» **Work to complete**
Leaving out all pictures, transcribe exactly the lines between the line with "Decode this image" and the last line of the records below, both included.

***** Records to use

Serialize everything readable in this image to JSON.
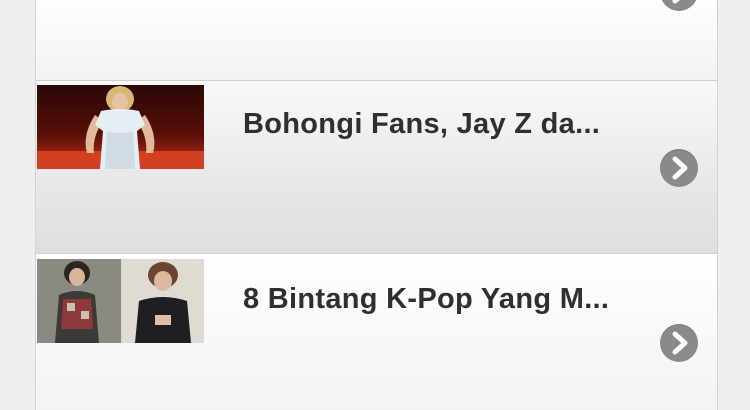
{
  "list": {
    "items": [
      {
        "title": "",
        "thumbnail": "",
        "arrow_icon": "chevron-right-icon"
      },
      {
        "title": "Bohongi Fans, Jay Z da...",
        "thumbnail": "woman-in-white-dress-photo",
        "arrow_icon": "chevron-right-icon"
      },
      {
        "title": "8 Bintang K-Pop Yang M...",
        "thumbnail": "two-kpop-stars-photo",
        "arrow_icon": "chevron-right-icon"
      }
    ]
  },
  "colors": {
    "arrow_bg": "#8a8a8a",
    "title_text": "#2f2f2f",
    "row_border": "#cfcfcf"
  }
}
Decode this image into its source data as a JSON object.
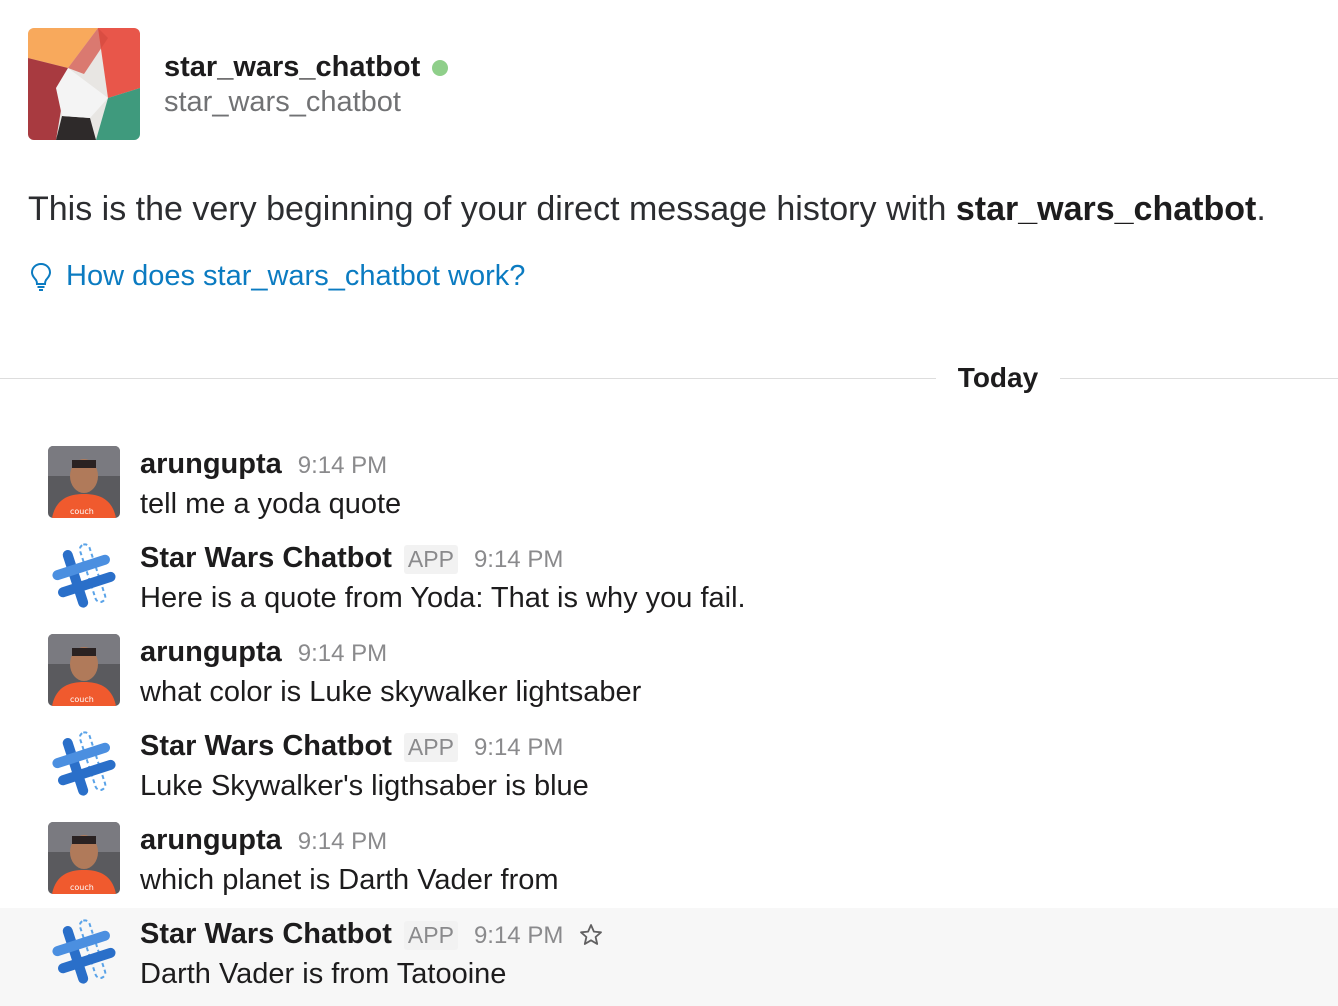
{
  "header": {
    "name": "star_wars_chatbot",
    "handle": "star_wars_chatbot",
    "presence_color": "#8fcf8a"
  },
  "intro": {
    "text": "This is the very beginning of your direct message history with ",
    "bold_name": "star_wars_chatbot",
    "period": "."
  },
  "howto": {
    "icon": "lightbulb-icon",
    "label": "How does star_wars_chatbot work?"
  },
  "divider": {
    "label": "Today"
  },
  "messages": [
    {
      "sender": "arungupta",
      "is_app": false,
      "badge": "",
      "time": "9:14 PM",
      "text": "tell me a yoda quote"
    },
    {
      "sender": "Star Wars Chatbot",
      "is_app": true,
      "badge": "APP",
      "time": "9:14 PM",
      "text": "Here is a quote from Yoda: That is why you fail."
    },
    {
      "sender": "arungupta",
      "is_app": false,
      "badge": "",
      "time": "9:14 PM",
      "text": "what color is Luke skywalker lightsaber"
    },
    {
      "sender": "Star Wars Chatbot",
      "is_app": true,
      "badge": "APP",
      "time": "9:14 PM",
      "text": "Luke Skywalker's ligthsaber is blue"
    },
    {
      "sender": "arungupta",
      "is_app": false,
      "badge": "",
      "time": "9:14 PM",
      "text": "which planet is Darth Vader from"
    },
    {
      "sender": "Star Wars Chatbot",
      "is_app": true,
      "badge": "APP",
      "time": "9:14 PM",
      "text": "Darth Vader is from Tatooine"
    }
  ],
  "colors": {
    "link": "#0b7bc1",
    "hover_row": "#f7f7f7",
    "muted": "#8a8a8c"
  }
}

**********

» **Task result**
Decode this image into its source data as a JSON object.
{
  "header": {
    "name": "star_wars_chatbot",
    "handle": "star_wars_chatbot",
    "presence_color": "#8fcf8a"
  },
  "intro": {
    "text": "This is the very beginning of your direct message history with ",
    "bold_name": "star_wars_chatbot",
    "period": "."
  },
  "howto": {
    "icon": "lightbulb-icon",
    "label": "How does star_wars_chatbot work?"
  },
  "divider": {
    "label": "Today"
  },
  "messages": [
    {
      "sender": "arungupta",
      "is_app": false,
      "badge": "",
      "time": "9:14 PM",
      "text": "tell me a yoda quote"
    },
    {
      "sender": "Star Wars Chatbot",
      "is_app": true,
      "badge": "APP",
      "time": "9:14 PM",
      "text": "Here is a quote from Yoda: That is why you fail."
    },
    {
      "sender": "arungupta",
      "is_app": false,
      "badge": "",
      "time": "9:14 PM",
      "text": "what color is Luke skywalker lightsaber"
    },
    {
      "sender": "Star Wars Chatbot",
      "is_app": true,
      "badge": "APP",
      "time": "9:14 PM",
      "text": "Luke Skywalker's ligthsaber is blue"
    },
    {
      "sender": "arungupta",
      "is_app": false,
      "badge": "",
      "time": "9:14 PM",
      "text": "which planet is Darth Vader from"
    },
    {
      "sender": "Star Wars Chatbot",
      "is_app": true,
      "badge": "APP",
      "time": "9:14 PM",
      "text": "Darth Vader is from Tatooine"
    }
  ],
  "colors": {
    "link": "#0b7bc1",
    "hover_row": "#f7f7f7",
    "muted": "#8a8a8c"
  }
}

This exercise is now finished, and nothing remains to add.